(Source records)

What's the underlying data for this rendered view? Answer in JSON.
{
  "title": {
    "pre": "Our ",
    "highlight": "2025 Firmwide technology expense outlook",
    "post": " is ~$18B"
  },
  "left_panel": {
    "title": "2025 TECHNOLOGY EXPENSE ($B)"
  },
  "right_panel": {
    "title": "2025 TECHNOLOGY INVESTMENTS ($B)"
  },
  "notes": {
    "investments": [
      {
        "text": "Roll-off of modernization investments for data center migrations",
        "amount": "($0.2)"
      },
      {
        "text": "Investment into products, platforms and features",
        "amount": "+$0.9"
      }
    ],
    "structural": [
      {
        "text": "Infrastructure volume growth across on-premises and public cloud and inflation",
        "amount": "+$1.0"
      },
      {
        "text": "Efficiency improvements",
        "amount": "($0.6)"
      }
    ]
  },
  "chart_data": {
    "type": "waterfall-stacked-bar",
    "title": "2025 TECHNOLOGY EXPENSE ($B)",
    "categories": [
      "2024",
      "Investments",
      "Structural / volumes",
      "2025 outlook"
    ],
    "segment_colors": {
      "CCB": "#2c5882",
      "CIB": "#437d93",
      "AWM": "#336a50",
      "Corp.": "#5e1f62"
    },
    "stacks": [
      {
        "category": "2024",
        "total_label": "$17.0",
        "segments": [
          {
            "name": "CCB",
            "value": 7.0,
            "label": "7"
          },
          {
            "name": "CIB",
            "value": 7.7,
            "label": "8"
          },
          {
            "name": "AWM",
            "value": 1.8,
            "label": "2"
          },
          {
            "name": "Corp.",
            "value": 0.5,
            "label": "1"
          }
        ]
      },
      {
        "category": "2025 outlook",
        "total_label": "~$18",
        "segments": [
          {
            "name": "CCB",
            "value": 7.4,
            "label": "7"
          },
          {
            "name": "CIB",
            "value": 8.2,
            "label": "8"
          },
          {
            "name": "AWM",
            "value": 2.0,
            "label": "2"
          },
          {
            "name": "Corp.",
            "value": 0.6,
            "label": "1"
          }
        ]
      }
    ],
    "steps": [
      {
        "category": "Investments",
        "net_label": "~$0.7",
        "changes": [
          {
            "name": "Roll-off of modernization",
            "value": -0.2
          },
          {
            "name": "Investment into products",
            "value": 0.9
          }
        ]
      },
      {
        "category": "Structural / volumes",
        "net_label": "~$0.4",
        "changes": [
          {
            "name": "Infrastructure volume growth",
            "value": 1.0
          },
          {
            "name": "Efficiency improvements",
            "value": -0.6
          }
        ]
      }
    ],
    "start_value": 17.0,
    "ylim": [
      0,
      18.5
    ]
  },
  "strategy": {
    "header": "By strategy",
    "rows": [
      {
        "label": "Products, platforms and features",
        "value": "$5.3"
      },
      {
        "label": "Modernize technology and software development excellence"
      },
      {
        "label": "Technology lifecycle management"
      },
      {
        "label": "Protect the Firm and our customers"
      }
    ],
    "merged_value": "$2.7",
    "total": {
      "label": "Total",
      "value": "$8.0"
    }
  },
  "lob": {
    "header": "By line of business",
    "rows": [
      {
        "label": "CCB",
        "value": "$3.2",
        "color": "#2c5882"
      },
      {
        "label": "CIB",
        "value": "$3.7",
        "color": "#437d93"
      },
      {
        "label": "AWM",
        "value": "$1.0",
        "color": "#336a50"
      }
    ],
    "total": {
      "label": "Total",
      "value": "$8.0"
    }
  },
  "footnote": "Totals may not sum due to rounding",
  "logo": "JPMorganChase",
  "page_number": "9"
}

» SET EXERCISE
Write the complete data out, exactly as above.

» FINISHED TASK
What's the underlying data for this rendered view? Answer in JSON.
{
  "title": {
    "pre": "Our ",
    "highlight": "2025 Firmwide technology expense outlook",
    "post": " is ~$18B"
  },
  "left_panel": {
    "title": "2025 TECHNOLOGY EXPENSE ($B)"
  },
  "right_panel": {
    "title": "2025 TECHNOLOGY INVESTMENTS ($B)"
  },
  "notes": {
    "investments": [
      {
        "text": "Roll-off of modernization investments for data center migrations",
        "amount": "($0.2)"
      },
      {
        "text": "Investment into products, platforms and features",
        "amount": "+$0.9"
      }
    ],
    "structural": [
      {
        "text": "Infrastructure volume growth across on-premises and public cloud and inflation",
        "amount": "+$1.0"
      },
      {
        "text": "Efficiency improvements",
        "amount": "($0.6)"
      }
    ]
  },
  "chart_data": {
    "type": "waterfall-stacked-bar",
    "title": "2025 TECHNOLOGY EXPENSE ($B)",
    "categories": [
      "2024",
      "Investments",
      "Structural / volumes",
      "2025 outlook"
    ],
    "segment_colors": {
      "CCB": "#2c5882",
      "CIB": "#437d93",
      "AWM": "#336a50",
      "Corp.": "#5e1f62"
    },
    "stacks": [
      {
        "category": "2024",
        "total_label": "$17.0",
        "segments": [
          {
            "name": "CCB",
            "value": 7.0,
            "label": "7"
          },
          {
            "name": "CIB",
            "value": 7.7,
            "label": "8"
          },
          {
            "name": "AWM",
            "value": 1.8,
            "label": "2"
          },
          {
            "name": "Corp.",
            "value": 0.5,
            "label": "1"
          }
        ]
      },
      {
        "category": "2025 outlook",
        "total_label": "~$18",
        "segments": [
          {
            "name": "CCB",
            "value": 7.4,
            "label": "7"
          },
          {
            "name": "CIB",
            "value": 8.2,
            "label": "8"
          },
          {
            "name": "AWM",
            "value": 2.0,
            "label": "2"
          },
          {
            "name": "Corp.",
            "value": 0.6,
            "label": "1"
          }
        ]
      }
    ],
    "steps": [
      {
        "category": "Investments",
        "net_label": "~$0.7",
        "changes": [
          {
            "name": "Roll-off of modernization",
            "value": -0.2
          },
          {
            "name": "Investment into products",
            "value": 0.9
          }
        ]
      },
      {
        "category": "Structural / volumes",
        "net_label": "~$0.4",
        "changes": [
          {
            "name": "Infrastructure volume growth",
            "value": 1.0
          },
          {
            "name": "Efficiency improvements",
            "value": -0.6
          }
        ]
      }
    ],
    "start_value": 17.0,
    "ylim": [
      0,
      18.5
    ]
  },
  "strategy": {
    "header": "By strategy",
    "rows": [
      {
        "label": "Products, platforms and features",
        "value": "$5.3"
      },
      {
        "label": "Modernize technology and software development excellence"
      },
      {
        "label": "Technology lifecycle management"
      },
      {
        "label": "Protect the Firm and our customers"
      }
    ],
    "merged_value": "$2.7",
    "total": {
      "label": "Total",
      "value": "$8.0"
    }
  },
  "lob": {
    "header": "By line of business",
    "rows": [
      {
        "label": "CCB",
        "value": "$3.2",
        "color": "#2c5882"
      },
      {
        "label": "CIB",
        "value": "$3.7",
        "color": "#437d93"
      },
      {
        "label": "AWM",
        "value": "$1.0",
        "color": "#336a50"
      }
    ],
    "total": {
      "label": "Total",
      "value": "$8.0"
    }
  },
  "footnote": "Totals may not sum due to rounding",
  "logo": "JPMorganChase",
  "page_number": "9"
}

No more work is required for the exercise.